Data records:

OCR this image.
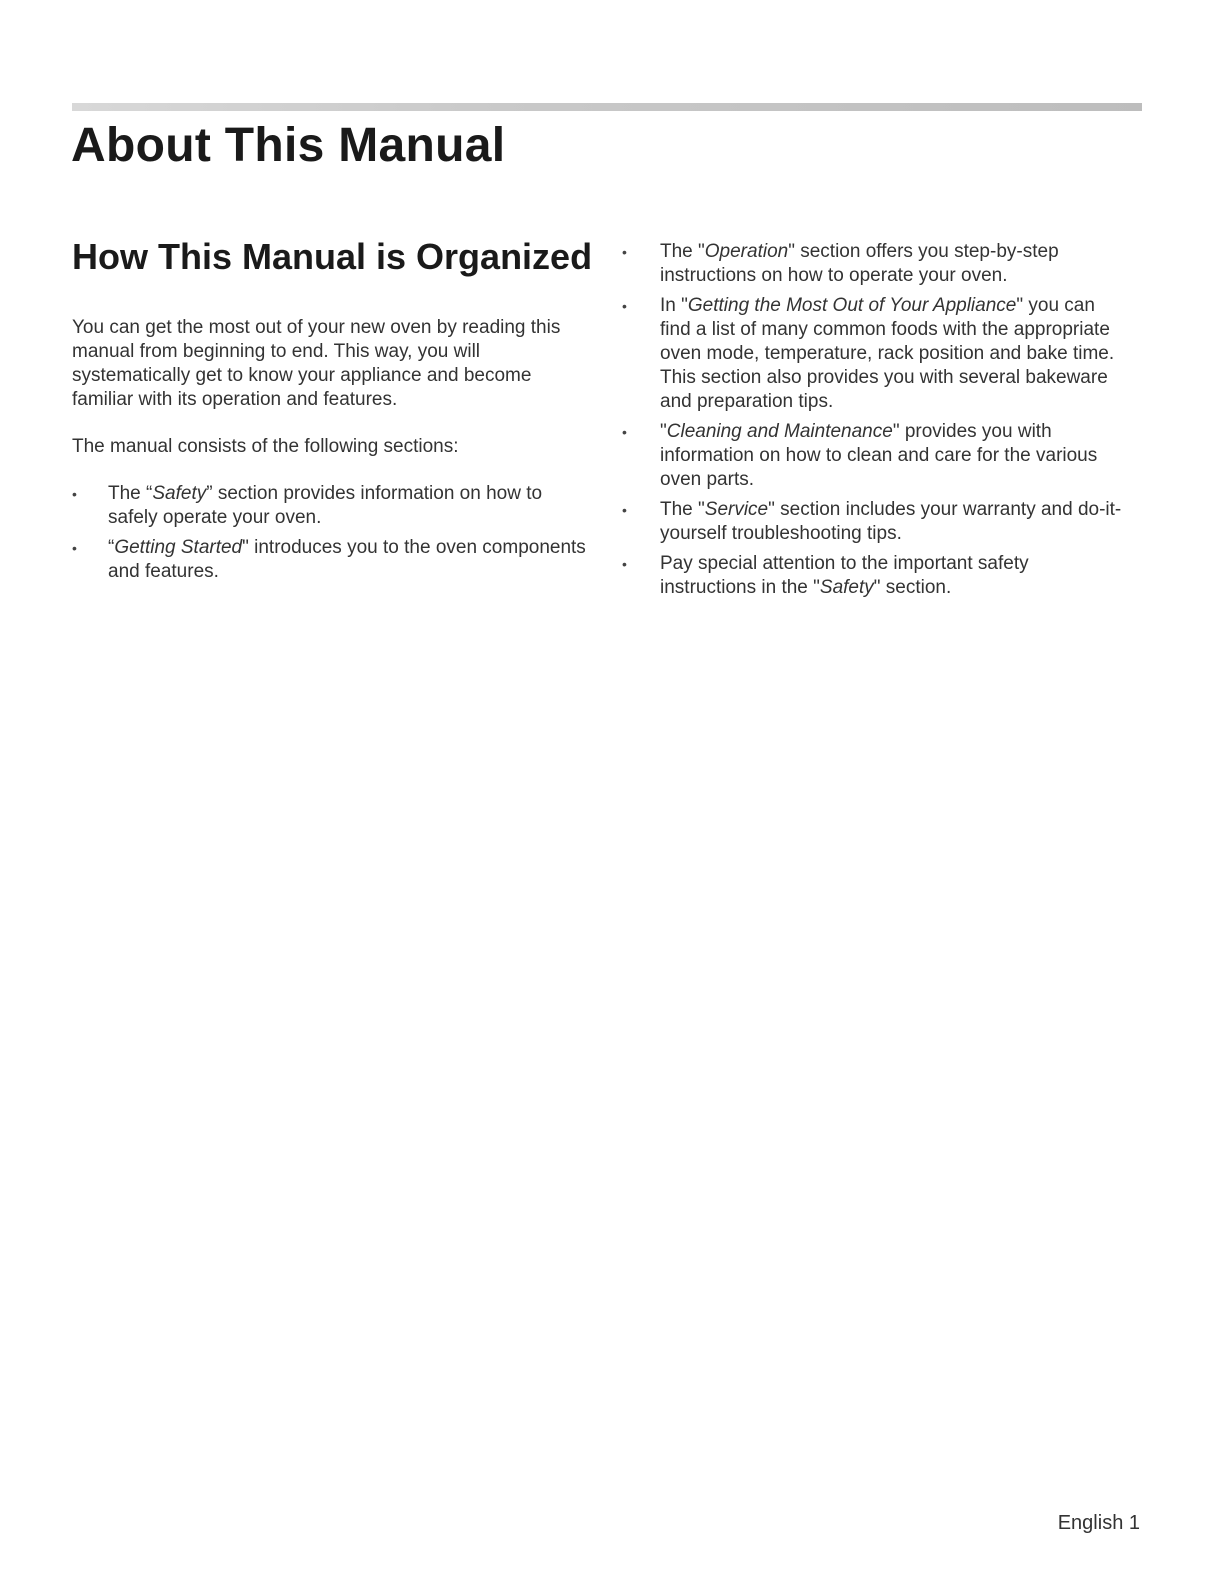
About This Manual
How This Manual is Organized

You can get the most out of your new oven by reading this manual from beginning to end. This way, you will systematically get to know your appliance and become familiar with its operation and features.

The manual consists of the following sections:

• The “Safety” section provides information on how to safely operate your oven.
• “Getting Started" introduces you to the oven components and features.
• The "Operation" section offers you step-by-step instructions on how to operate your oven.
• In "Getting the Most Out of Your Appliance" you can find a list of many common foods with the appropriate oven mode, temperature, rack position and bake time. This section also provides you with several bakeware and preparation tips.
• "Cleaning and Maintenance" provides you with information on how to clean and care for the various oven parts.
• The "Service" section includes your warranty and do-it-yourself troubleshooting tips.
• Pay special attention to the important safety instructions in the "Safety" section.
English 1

* * *

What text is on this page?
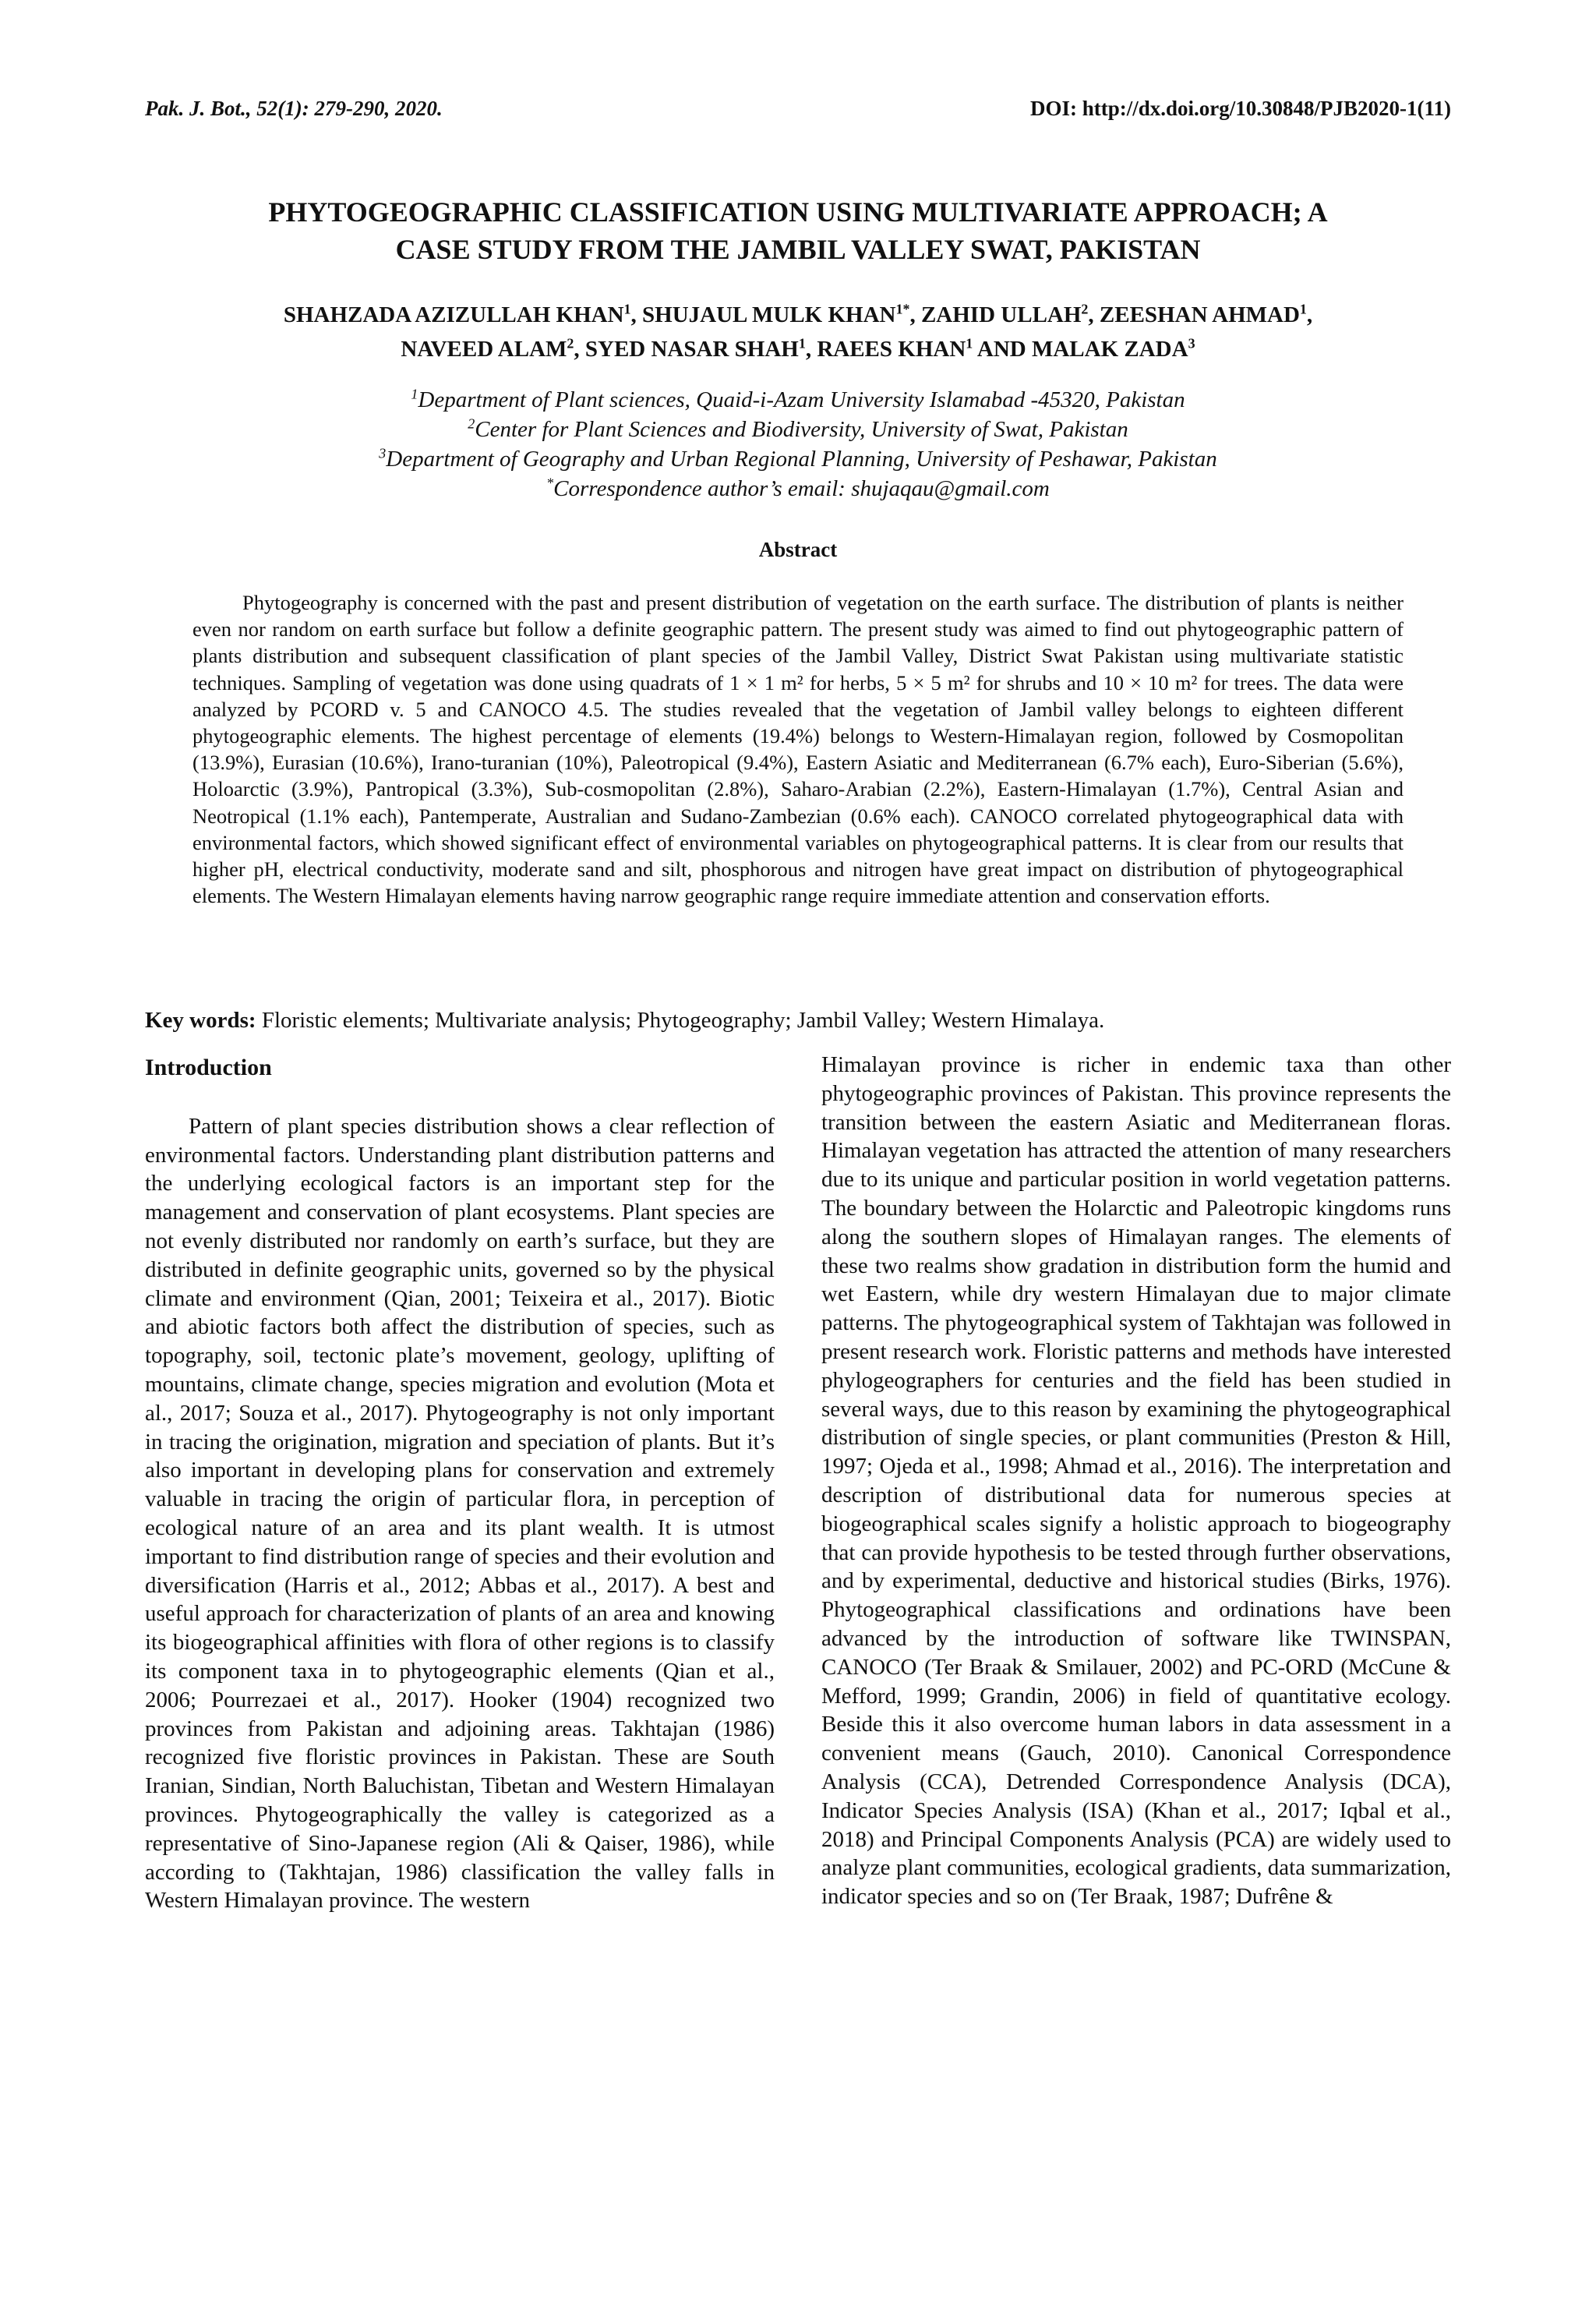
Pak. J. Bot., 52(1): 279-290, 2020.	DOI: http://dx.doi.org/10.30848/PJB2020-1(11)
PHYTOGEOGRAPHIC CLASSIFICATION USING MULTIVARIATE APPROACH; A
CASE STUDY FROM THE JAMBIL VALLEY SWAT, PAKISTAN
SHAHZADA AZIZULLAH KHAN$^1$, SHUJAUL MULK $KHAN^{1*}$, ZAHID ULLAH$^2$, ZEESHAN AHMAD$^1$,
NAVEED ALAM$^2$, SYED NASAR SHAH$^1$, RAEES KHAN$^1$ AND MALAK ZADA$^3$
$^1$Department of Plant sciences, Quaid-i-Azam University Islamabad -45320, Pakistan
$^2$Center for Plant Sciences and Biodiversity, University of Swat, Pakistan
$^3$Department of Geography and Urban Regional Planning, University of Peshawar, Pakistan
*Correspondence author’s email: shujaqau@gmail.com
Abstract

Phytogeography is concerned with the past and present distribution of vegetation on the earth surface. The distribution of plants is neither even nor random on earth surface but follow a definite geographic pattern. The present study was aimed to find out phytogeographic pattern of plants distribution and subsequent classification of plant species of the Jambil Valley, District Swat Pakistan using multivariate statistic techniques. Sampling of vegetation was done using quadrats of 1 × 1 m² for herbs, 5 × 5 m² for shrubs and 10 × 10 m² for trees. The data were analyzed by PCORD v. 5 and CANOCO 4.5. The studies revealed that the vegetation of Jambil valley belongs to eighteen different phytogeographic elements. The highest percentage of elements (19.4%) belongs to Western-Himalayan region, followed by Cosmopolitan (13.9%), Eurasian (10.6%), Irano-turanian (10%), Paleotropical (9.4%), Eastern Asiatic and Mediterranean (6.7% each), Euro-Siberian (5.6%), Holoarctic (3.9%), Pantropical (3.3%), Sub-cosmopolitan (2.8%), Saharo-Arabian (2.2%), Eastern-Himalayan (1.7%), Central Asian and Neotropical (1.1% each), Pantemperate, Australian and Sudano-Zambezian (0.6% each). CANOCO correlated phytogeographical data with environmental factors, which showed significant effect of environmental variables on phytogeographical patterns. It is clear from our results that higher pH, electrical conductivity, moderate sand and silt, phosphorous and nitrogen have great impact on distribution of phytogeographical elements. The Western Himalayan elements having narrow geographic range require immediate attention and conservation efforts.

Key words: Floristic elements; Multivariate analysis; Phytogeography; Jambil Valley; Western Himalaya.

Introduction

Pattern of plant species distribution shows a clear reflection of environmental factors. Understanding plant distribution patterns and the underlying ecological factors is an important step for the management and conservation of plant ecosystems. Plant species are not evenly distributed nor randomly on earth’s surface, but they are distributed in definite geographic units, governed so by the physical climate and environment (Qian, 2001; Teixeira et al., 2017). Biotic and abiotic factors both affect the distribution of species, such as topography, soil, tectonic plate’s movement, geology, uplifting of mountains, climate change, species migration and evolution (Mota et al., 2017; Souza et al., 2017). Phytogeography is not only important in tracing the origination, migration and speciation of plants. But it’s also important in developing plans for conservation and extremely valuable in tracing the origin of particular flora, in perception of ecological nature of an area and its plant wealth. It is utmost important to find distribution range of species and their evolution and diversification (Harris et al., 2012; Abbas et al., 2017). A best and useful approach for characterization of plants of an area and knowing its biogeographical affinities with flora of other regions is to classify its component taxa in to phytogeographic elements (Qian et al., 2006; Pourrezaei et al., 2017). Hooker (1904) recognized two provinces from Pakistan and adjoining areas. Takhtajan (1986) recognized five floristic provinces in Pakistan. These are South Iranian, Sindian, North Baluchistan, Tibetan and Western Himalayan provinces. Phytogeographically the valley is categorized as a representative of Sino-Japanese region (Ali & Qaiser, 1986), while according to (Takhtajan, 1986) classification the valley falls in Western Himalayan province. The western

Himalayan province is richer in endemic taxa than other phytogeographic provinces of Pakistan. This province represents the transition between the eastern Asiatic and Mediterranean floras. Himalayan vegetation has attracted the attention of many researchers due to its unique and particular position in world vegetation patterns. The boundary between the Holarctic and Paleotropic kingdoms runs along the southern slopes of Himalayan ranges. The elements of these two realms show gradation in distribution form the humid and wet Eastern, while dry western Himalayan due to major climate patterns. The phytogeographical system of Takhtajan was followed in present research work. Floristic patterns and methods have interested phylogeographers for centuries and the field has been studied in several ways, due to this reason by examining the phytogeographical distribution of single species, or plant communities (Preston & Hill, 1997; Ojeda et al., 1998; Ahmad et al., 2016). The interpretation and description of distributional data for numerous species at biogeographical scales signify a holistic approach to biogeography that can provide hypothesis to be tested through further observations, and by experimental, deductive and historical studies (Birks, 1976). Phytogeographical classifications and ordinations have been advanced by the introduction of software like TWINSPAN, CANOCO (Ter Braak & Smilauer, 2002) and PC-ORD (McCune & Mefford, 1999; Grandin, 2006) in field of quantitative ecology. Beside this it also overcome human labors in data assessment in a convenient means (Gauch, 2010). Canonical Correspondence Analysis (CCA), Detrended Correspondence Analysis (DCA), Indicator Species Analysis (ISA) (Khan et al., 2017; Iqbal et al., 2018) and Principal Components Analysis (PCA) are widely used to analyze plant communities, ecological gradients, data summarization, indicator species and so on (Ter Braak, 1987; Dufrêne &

To do: Only the count is needed: the number of lines in the data that include the word "Safety".

Solution for this exercise: 2